◆ WHAT YOU NEED TO DO
Can you arrange the entries below as a numbered list, leaving out any blank lines?
-------- RECORD EXCERPTS --------
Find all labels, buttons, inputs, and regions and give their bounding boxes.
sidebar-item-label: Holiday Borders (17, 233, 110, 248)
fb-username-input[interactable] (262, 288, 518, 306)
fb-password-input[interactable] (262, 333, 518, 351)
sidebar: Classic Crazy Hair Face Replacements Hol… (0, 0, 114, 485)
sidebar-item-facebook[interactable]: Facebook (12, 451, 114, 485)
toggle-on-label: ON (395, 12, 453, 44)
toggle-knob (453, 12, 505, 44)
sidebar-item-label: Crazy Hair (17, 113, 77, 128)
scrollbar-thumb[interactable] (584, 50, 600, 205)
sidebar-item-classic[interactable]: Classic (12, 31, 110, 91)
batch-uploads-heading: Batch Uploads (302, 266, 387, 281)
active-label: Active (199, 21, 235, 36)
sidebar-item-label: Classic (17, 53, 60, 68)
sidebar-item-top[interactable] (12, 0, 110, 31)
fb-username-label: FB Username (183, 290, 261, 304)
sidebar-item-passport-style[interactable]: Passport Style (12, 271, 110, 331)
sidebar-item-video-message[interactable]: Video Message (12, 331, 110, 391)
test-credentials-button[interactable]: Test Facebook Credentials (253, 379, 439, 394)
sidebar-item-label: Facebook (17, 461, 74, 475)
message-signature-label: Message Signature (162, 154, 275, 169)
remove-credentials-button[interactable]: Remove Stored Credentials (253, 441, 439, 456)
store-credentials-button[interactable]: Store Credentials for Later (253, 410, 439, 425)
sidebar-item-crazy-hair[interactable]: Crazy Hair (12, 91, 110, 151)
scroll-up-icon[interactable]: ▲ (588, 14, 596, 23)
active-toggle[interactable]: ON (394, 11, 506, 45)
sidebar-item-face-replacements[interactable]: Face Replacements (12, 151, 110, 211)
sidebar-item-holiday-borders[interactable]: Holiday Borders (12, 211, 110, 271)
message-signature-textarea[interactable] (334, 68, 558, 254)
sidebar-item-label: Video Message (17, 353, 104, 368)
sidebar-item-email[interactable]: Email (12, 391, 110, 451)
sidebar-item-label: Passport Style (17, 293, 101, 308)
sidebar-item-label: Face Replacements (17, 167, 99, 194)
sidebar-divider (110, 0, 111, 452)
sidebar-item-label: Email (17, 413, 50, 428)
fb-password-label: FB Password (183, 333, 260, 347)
--------
◆ ANSWER BELOW
1. Find all labels, buttons, inputs, and regions and give their bounding boxes.
2. sidebar-item-label: Holiday Borders (17, 233, 110, 248)
3. fb-username-input[interactable] (262, 288, 518, 306)
4. fb-password-input[interactable] (262, 333, 518, 351)
5. sidebar: Classic Crazy Hair Face Replacements Hol… (0, 0, 114, 485)
6. sidebar-item-facebook[interactable]: Facebook (12, 451, 114, 485)
7. toggle-on-label: ON (395, 12, 453, 44)
8. toggle-knob (453, 12, 505, 44)
9. sidebar-item-label: Crazy Hair (17, 113, 77, 128)
10. scrollbar-thumb[interactable] (584, 50, 600, 205)
11. sidebar-item-classic[interactable]: Classic (12, 31, 110, 91)
12. batch-uploads-heading: Batch Uploads (302, 266, 387, 281)
13. active-label: Active (199, 21, 235, 36)
14. sidebar-item-label: Classic (17, 53, 60, 68)
15. sidebar-item-top[interactable] (12, 0, 110, 31)
16. fb-username-label: FB Username (183, 290, 261, 304)
17. sidebar-item-passport-style[interactable]: Passport Style (12, 271, 110, 331)
18. sidebar-item-video-message[interactable]: Video Message (12, 331, 110, 391)
19. test-credentials-button[interactable]: Test Facebook Credentials (253, 379, 439, 394)
20. sidebar-item-label: Facebook (17, 461, 74, 475)
21. message-signature-label: Message Signature (162, 154, 275, 169)
22. remove-credentials-button[interactable]: Remove Stored Credentials (253, 441, 439, 456)
23. store-credentials-button[interactable]: Store Credentials for Later (253, 410, 439, 425)
24. sidebar-item-crazy-hair[interactable]: Crazy Hair (12, 91, 110, 151)
25. scroll-up-icon[interactable]: ▲ (588, 14, 596, 23)
26. active-toggle[interactable]: ON (394, 11, 506, 45)
27. sidebar-item-face-replacements[interactable]: Face Replacements (12, 151, 110, 211)
28. sidebar-item-holiday-borders[interactable]: Holiday Borders (12, 211, 110, 271)
29. message-signature-textarea[interactable] (334, 68, 558, 254)
30. sidebar-item-label: Video Message (17, 353, 104, 368)
31. sidebar-item-email[interactable]: Email (12, 391, 110, 451)
32. sidebar-item-label: Passport Style (17, 293, 101, 308)
33. sidebar-item-label: Face Replacements (17, 167, 99, 194)
34. sidebar-divider (110, 0, 111, 452)
35. sidebar-item-label: Email (17, 413, 50, 428)
36. fb-password-label: FB Password (183, 333, 260, 347)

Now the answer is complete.